* **Short problem**: Where the string "ingefära" occurs in the material below, report the whole line.

* **Given records**:
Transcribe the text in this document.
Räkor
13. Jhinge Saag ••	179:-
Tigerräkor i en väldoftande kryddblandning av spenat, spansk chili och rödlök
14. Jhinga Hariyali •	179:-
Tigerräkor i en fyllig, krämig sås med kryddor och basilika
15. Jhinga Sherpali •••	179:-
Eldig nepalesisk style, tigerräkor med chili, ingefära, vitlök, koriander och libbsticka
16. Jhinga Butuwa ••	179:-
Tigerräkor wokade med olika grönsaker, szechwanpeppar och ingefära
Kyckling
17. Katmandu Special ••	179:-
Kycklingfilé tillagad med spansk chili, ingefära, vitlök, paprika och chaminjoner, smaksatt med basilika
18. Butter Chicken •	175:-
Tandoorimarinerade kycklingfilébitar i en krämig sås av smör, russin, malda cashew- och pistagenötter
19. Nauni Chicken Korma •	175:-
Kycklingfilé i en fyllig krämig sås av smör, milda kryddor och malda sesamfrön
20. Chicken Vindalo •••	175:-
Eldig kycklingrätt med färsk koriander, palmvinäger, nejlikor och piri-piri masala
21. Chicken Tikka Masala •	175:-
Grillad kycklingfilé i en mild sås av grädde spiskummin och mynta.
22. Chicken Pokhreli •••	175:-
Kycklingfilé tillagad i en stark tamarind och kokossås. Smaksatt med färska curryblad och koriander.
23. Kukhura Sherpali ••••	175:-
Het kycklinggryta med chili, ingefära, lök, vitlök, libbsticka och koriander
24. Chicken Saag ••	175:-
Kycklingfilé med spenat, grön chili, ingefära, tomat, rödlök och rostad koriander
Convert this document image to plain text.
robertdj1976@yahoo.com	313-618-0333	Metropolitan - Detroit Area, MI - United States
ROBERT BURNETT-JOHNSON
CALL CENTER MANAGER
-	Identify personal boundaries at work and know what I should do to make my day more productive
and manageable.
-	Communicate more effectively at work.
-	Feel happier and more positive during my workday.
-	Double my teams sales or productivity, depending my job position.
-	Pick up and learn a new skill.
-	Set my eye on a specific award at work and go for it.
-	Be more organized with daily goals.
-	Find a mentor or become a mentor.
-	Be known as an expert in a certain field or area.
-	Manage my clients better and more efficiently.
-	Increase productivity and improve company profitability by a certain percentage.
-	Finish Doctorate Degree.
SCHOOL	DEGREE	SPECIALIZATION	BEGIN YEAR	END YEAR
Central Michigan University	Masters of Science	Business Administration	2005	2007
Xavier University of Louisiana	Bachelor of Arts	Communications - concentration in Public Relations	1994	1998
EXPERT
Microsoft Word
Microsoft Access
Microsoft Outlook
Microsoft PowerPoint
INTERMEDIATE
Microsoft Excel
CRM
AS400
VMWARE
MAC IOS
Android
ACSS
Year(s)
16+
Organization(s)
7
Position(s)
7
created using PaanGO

---

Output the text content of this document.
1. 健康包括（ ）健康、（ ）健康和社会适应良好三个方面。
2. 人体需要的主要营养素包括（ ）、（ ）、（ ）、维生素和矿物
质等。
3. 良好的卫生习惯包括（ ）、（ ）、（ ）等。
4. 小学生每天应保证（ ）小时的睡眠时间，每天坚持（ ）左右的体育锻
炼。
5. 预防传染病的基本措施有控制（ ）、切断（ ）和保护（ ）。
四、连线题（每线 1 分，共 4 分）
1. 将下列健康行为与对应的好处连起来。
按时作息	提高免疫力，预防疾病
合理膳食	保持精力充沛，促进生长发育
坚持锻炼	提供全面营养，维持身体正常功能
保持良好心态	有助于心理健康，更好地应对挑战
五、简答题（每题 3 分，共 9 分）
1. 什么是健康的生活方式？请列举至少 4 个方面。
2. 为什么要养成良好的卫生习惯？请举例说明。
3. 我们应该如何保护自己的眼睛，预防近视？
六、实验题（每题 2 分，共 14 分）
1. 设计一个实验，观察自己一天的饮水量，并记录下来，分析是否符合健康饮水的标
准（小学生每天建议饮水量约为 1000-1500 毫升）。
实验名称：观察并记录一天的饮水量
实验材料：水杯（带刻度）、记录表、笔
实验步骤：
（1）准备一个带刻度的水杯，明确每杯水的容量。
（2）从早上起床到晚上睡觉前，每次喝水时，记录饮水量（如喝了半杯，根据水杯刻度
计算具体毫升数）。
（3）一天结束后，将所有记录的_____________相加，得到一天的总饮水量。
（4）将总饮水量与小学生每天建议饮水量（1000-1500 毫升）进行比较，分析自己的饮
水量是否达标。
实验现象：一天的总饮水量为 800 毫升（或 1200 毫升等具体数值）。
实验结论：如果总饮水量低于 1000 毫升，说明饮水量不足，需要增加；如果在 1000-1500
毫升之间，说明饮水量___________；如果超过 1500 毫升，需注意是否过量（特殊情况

* **Finished exercise**:
Eldig nepalesisk style, tigerräkor med chili, ingefära, vitlök, koriander och libbsticka
Tigerräkor wokade med olika grönsaker, szechwanpeppar och ingefära
Kycklingfilé tillagad med spansk chili, ingefära, vitlök, paprika och chaminjoner, smaksatt med basilika
Het kycklinggryta med chili, ingefära, lök, vitlök, libbsticka och koriander
Kycklingfilé med spenat, grön chili, ingefära, tomat, rödlök och rostad koriander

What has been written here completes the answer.